--- begin RECORDS TO PROCESS ---
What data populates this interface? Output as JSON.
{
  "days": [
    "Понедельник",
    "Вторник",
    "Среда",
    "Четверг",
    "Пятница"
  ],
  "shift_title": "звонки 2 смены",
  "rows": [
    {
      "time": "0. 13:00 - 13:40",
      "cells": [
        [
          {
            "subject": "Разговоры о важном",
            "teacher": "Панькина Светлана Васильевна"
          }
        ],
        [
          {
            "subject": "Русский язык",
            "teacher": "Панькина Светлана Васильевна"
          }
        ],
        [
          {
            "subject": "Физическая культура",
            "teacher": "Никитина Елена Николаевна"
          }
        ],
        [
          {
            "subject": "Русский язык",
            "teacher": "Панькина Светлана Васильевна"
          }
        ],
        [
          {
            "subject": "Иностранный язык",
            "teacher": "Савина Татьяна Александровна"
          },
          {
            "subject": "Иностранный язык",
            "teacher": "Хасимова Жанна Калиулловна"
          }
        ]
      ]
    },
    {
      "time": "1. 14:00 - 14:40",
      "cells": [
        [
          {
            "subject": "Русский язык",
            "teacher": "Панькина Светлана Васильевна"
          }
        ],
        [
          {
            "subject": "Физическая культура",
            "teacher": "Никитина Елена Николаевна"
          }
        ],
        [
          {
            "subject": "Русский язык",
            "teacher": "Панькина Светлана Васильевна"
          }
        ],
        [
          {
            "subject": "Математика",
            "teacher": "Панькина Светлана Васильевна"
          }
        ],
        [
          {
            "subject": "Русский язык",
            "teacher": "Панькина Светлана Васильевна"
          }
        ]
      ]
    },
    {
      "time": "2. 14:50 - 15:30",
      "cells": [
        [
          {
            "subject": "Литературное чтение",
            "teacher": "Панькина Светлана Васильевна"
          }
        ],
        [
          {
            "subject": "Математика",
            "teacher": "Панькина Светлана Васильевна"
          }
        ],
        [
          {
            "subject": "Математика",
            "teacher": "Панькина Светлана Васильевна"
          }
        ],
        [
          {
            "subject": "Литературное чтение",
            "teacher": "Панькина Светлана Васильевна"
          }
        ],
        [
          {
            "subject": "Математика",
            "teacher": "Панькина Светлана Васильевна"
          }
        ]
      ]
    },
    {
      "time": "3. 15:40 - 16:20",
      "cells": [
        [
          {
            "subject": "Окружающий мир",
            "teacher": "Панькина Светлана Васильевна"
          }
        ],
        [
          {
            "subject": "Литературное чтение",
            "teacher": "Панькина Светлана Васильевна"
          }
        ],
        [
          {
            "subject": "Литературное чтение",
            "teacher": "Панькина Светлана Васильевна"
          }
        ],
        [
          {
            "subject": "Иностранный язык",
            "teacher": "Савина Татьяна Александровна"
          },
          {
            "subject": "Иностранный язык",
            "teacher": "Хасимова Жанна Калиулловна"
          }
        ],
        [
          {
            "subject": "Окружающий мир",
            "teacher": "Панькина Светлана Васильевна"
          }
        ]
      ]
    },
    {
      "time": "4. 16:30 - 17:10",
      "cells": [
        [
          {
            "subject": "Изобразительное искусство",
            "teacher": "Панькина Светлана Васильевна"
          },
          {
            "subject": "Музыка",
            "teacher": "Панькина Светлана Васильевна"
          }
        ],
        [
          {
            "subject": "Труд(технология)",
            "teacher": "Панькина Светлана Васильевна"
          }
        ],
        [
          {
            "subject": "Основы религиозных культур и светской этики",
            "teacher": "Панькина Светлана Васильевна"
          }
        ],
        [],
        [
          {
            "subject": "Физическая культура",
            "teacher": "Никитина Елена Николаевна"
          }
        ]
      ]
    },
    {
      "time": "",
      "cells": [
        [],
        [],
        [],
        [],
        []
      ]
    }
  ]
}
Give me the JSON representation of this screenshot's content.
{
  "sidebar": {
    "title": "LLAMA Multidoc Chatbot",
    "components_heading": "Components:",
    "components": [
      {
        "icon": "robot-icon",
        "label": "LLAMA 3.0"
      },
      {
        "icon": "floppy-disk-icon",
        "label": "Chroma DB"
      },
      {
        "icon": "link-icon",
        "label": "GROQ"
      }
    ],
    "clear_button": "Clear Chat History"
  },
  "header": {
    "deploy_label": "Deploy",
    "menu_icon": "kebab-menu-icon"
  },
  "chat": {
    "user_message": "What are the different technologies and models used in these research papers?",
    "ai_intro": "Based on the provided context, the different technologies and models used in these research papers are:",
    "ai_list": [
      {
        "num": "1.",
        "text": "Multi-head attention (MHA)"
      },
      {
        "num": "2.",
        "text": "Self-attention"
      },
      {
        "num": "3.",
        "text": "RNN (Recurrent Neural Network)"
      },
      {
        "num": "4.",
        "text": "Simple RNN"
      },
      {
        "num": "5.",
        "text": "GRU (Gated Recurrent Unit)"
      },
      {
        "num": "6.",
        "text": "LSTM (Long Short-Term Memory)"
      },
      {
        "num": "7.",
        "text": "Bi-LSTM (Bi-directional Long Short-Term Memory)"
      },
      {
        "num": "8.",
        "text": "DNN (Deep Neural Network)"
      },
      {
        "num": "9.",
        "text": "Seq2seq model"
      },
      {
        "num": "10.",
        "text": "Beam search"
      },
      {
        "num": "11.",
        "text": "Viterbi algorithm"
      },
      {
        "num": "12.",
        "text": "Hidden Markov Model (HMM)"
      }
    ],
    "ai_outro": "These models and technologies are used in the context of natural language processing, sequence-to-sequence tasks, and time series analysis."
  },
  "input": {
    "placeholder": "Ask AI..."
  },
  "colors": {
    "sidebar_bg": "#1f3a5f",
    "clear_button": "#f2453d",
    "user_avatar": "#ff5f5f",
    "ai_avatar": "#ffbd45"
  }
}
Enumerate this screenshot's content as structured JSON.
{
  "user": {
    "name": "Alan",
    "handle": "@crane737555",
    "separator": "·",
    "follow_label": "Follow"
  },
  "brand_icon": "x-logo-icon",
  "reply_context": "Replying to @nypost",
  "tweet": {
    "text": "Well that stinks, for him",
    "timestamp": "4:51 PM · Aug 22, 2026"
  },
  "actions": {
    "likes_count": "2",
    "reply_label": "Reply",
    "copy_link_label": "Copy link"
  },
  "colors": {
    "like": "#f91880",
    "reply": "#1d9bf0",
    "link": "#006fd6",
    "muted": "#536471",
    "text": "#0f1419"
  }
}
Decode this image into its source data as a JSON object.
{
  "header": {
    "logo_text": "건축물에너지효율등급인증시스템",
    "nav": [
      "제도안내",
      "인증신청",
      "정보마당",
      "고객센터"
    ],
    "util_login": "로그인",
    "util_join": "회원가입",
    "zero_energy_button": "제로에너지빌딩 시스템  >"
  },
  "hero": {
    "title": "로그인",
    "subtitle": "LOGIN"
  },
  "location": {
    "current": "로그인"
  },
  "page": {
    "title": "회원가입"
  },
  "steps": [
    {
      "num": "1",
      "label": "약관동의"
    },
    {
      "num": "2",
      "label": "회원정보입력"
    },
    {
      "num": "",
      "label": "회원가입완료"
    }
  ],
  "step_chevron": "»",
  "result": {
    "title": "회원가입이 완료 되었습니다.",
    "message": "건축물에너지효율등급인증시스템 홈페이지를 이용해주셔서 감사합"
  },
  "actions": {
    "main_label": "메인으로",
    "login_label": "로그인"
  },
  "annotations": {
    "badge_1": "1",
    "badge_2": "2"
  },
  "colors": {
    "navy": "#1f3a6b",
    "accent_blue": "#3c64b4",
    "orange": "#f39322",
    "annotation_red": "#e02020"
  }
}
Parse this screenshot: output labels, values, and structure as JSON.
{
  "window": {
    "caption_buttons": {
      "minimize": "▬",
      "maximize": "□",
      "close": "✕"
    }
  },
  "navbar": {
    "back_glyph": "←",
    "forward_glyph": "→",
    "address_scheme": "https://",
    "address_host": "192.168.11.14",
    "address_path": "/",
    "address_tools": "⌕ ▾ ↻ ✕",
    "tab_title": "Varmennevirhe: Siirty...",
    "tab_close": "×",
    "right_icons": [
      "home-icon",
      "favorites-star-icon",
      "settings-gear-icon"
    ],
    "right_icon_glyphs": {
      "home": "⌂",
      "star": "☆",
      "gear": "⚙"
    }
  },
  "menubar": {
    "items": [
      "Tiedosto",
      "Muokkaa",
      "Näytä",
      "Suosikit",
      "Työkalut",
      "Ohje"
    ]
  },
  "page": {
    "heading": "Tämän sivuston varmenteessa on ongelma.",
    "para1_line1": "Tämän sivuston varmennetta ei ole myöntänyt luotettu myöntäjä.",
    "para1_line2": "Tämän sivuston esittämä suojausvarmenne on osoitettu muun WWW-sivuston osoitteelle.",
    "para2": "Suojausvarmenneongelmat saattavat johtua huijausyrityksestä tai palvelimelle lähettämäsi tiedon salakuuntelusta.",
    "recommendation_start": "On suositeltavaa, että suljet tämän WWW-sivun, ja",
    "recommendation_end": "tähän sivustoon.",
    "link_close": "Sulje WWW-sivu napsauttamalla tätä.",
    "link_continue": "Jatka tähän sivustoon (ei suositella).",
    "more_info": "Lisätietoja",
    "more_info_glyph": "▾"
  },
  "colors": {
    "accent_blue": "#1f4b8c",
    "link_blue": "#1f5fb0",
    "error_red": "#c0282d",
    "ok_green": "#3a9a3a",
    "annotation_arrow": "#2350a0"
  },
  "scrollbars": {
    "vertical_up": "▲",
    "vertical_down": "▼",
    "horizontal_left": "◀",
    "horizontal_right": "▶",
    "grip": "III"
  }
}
--- end RECORDS TO PROCESS ---
- _WHAT IS EXPECTED_:
List all lines above in which the string "papers" appears.

- _RESPONSE BELOW_:
    "user_message": "What are the different technologies and models used in these research papers?",
    "ai_intro": "Based on the provided context, the different technologies and models used in these research papers are:",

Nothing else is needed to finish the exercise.